**Information supplied:**
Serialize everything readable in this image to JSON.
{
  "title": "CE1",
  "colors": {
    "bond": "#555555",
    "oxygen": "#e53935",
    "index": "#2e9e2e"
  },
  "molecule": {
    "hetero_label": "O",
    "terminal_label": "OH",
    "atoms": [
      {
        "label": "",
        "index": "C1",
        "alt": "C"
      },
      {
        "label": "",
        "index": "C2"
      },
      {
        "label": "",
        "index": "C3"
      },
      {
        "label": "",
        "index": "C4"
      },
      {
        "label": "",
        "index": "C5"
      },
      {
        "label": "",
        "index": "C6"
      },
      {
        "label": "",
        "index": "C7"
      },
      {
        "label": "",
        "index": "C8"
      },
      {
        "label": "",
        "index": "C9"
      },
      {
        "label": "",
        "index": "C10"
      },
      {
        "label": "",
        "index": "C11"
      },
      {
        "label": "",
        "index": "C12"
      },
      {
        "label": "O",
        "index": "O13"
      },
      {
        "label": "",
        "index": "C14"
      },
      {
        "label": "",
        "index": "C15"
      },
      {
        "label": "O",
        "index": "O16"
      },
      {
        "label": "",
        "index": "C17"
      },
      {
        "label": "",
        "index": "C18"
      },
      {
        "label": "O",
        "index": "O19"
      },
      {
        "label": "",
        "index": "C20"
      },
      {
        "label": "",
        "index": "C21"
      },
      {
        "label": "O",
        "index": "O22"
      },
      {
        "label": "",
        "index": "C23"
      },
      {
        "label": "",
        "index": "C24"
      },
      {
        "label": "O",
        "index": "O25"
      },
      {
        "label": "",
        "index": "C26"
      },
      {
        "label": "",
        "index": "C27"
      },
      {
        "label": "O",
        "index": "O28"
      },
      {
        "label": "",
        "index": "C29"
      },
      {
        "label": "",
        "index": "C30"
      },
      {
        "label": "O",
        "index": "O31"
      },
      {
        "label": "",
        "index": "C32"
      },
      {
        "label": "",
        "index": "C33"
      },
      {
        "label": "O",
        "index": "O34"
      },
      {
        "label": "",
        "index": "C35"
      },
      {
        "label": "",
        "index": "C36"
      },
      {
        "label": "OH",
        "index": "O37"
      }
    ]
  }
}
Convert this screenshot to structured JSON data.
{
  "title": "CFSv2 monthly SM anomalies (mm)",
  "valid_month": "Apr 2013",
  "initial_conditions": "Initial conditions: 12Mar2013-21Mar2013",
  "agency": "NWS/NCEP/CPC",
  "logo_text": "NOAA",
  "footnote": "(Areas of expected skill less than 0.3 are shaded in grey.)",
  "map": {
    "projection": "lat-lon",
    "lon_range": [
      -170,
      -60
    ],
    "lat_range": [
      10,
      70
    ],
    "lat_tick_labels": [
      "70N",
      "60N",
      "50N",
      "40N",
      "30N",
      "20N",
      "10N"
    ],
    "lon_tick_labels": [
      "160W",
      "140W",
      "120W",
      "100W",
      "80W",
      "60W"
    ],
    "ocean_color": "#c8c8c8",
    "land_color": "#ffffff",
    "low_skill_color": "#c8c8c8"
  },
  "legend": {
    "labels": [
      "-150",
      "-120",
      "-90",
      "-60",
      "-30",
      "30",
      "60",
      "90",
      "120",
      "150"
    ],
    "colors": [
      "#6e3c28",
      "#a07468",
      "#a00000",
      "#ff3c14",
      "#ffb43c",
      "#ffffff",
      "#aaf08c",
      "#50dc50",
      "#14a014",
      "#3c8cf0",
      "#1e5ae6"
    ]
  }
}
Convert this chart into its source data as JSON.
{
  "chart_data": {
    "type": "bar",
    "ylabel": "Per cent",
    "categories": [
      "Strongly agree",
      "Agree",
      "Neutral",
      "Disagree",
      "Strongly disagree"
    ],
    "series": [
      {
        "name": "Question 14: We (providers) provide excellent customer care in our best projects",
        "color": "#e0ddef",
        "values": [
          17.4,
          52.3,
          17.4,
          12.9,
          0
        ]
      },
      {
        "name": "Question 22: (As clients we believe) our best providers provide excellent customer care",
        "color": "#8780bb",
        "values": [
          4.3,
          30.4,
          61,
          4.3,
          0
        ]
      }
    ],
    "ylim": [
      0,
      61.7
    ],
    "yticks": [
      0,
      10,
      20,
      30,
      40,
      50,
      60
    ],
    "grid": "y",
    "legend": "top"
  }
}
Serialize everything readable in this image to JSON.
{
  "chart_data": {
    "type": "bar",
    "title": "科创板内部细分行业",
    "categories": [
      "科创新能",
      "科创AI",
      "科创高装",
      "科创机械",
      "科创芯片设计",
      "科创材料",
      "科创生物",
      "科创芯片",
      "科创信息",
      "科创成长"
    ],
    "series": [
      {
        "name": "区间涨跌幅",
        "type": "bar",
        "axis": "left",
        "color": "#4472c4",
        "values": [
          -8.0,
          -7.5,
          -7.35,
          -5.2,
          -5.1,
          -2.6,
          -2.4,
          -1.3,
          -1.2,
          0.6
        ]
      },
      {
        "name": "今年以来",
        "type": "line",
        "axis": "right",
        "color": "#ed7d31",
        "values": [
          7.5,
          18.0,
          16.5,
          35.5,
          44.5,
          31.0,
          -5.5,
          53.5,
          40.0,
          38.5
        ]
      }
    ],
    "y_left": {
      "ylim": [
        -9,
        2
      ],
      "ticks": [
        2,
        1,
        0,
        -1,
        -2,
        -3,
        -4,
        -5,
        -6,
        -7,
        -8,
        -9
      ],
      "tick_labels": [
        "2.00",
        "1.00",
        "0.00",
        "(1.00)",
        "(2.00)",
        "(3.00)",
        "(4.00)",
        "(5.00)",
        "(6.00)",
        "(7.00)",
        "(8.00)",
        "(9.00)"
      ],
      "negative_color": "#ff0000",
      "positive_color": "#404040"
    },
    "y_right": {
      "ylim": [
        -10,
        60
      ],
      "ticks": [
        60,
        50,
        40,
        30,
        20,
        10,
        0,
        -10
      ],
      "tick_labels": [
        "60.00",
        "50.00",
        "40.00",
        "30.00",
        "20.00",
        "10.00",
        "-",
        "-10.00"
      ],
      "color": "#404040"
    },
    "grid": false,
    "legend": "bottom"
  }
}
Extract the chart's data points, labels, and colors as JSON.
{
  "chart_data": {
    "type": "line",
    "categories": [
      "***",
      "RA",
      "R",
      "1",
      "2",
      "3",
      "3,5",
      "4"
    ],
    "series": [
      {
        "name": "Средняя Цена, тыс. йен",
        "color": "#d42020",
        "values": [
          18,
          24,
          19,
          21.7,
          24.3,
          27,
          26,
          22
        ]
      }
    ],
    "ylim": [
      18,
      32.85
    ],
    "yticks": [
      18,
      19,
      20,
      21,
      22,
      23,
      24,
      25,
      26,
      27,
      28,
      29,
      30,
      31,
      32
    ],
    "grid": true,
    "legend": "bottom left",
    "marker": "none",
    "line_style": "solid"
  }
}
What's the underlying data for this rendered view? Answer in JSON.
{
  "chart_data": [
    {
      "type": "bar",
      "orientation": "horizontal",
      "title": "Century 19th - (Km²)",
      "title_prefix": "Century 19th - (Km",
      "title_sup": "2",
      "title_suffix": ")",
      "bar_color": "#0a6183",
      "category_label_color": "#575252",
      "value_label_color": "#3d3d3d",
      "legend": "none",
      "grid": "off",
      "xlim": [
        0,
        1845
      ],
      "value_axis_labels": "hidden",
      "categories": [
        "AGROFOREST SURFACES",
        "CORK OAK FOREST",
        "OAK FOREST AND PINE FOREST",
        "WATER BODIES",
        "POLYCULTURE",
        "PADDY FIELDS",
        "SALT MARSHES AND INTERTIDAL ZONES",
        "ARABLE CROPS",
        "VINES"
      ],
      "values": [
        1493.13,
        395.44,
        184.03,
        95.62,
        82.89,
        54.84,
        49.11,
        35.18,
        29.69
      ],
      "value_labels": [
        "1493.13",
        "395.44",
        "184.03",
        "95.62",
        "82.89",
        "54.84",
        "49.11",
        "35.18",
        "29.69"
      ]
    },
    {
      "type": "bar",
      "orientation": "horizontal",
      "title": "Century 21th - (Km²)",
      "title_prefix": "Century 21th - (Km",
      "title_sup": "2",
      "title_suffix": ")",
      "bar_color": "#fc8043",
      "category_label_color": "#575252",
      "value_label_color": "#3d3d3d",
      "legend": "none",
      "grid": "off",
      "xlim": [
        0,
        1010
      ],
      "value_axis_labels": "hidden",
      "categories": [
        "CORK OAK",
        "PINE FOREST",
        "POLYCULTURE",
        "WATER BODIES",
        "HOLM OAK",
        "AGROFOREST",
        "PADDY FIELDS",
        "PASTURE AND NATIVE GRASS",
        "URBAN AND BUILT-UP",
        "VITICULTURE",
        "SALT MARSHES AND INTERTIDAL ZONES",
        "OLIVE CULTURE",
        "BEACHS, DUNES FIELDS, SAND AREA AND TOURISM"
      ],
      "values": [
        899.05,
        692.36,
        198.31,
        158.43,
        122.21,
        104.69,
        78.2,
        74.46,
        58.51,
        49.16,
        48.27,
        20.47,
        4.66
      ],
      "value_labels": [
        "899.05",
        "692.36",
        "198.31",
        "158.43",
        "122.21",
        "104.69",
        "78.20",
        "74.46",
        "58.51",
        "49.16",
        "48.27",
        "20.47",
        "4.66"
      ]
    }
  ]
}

**Your instructions:** Pick out the lines containing the string "grid" and show them.

**Task result:**
    "grid": "y",
    "grid": false,
    "grid": true,
      "grid": "off",
      "grid": "off",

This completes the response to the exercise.